#### Dataset records

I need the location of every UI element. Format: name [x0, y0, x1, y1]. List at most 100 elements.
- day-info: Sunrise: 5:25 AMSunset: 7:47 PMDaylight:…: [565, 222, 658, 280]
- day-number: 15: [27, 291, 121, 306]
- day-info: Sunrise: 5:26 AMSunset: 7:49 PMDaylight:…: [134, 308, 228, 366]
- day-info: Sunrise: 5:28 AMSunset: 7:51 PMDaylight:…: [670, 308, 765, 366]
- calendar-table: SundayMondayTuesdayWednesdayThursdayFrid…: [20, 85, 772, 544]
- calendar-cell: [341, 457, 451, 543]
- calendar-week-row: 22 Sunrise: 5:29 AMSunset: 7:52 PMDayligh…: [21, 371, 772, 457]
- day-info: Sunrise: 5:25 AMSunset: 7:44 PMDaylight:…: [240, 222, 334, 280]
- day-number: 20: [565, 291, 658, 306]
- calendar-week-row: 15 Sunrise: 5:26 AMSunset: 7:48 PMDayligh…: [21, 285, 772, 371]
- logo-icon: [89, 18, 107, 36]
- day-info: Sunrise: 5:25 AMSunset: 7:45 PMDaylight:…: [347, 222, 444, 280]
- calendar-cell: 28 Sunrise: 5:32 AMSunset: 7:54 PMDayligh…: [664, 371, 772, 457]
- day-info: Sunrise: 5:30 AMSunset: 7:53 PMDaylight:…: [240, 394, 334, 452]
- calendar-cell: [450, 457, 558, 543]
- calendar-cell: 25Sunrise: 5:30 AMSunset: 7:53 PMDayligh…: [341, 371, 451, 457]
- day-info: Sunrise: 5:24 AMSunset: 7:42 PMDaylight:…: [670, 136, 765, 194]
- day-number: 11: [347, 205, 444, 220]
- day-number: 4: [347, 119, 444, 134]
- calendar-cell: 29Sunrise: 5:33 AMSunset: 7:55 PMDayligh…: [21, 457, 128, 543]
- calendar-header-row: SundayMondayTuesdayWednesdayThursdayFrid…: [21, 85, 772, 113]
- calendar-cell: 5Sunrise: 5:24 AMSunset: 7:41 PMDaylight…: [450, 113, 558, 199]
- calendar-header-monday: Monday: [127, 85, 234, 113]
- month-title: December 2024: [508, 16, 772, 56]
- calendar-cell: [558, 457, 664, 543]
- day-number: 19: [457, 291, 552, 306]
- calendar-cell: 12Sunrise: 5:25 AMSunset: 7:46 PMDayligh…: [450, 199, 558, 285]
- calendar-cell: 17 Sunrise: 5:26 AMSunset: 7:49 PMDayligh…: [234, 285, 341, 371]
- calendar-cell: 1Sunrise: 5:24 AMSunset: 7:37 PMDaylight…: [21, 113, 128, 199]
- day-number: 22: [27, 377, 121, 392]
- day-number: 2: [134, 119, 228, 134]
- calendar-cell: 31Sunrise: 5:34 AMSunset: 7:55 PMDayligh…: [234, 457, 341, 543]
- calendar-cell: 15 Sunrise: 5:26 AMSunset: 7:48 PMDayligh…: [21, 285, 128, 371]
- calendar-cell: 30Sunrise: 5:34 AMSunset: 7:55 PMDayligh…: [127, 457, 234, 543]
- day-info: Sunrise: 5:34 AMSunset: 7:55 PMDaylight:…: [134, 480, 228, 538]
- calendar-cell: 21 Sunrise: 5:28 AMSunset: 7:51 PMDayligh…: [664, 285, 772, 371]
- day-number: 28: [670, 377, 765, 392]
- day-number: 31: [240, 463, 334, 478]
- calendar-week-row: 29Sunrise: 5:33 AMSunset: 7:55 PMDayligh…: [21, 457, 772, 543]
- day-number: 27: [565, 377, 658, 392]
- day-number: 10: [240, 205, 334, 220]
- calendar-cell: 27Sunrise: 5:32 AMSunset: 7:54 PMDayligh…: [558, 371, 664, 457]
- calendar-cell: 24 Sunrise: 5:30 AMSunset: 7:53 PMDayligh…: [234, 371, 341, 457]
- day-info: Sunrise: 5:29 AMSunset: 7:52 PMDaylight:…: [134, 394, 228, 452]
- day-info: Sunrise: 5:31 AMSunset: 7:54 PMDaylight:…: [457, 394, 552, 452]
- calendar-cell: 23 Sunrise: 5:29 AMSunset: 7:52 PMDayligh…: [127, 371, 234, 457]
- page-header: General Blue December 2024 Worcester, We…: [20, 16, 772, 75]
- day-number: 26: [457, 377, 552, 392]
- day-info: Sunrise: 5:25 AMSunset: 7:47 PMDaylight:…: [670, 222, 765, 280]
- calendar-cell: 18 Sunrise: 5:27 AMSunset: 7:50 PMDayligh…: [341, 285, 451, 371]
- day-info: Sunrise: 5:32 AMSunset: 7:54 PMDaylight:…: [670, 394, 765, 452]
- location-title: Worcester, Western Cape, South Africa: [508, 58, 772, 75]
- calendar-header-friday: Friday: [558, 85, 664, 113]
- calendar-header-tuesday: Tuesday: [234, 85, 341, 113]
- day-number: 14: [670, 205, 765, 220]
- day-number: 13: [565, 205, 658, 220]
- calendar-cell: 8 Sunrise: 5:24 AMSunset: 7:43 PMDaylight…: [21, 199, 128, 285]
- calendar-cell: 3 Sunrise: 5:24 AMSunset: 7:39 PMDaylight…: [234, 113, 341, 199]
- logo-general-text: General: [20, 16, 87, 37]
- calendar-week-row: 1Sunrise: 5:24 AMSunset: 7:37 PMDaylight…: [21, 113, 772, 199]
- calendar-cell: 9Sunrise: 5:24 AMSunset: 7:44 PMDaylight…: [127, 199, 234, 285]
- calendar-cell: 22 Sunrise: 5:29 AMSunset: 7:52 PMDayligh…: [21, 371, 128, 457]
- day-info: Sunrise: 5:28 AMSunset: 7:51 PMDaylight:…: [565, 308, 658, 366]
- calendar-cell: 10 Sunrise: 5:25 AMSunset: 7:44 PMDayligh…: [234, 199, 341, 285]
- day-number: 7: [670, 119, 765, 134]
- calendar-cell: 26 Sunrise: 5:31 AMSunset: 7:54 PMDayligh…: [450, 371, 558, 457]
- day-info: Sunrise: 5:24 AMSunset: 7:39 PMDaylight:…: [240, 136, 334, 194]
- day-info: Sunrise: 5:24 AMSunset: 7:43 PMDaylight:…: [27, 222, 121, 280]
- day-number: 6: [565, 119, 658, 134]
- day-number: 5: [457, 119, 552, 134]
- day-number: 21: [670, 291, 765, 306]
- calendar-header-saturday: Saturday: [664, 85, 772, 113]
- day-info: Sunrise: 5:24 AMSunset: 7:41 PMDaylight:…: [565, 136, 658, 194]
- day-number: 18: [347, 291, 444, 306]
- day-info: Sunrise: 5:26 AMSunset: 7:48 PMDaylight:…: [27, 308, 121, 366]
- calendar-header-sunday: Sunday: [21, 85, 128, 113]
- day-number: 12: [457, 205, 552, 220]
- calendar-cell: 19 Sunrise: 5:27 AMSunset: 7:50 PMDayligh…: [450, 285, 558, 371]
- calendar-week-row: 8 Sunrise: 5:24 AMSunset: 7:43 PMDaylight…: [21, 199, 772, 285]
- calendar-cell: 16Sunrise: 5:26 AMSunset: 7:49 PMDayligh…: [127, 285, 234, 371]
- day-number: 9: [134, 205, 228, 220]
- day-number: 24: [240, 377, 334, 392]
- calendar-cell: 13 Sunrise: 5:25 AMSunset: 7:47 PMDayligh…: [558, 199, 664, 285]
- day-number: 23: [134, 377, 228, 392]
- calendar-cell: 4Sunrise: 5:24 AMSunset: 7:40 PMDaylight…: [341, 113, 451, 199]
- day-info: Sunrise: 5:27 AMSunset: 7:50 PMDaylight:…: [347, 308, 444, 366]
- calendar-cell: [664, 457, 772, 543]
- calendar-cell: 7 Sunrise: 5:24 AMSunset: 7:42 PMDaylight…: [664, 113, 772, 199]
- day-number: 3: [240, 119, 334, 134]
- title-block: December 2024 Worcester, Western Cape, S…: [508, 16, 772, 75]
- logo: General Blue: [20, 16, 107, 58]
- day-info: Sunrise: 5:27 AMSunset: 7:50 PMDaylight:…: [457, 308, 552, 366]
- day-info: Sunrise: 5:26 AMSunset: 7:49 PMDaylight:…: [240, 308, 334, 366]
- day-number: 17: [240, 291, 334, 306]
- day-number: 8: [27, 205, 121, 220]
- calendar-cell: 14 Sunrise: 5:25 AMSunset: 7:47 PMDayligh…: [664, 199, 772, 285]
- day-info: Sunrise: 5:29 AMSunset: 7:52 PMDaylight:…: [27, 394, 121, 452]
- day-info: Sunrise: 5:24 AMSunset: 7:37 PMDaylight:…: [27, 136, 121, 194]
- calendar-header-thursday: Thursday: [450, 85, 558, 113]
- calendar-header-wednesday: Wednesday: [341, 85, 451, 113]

########

* _Task details_
Write out, word for word, the lines of the entries from the very first line up to and including the line with "- day-info: Sunrise: 5:25 AMSunset: 7:45".

* _Full response_
I need the location of every UI element. Format: name [x0, y0, x1, y1]. List at most 100 elements.
- day-info: Sunrise: 5:25 AMSunset: 7:47 PMDaylight:…: [565, 222, 658, 280]
- day-number: 15: [27, 291, 121, 306]
- day-info: Sunrise: 5:26 AMSunset: 7:49 PMDaylight:…: [134, 308, 228, 366]
- day-info: Sunrise: 5:28 AMSunset: 7:51 PMDaylight:…: [670, 308, 765, 366]
- calendar-table: SundayMondayTuesdayWednesdayThursdayFrid…: [20, 85, 772, 544]
- calendar-cell: [341, 457, 451, 543]
- calendar-week-row: 22 Sunrise: 5:29 AMSunset: 7:52 PMDayligh…: [21, 371, 772, 457]
- day-info: Sunrise: 5:25 AMSunset: 7:44 PMDaylight:…: [240, 222, 334, 280]
- day-number: 20: [565, 291, 658, 306]
- calendar-week-row: 15 Sunrise: 5:26 AMSunset: 7:48 PMDayligh…: [21, 285, 772, 371]
- logo-icon: [89, 18, 107, 36]
- day-info: Sunrise: 5:25 AMSunset: 7:45 PMDaylight:…: [347, 222, 444, 280]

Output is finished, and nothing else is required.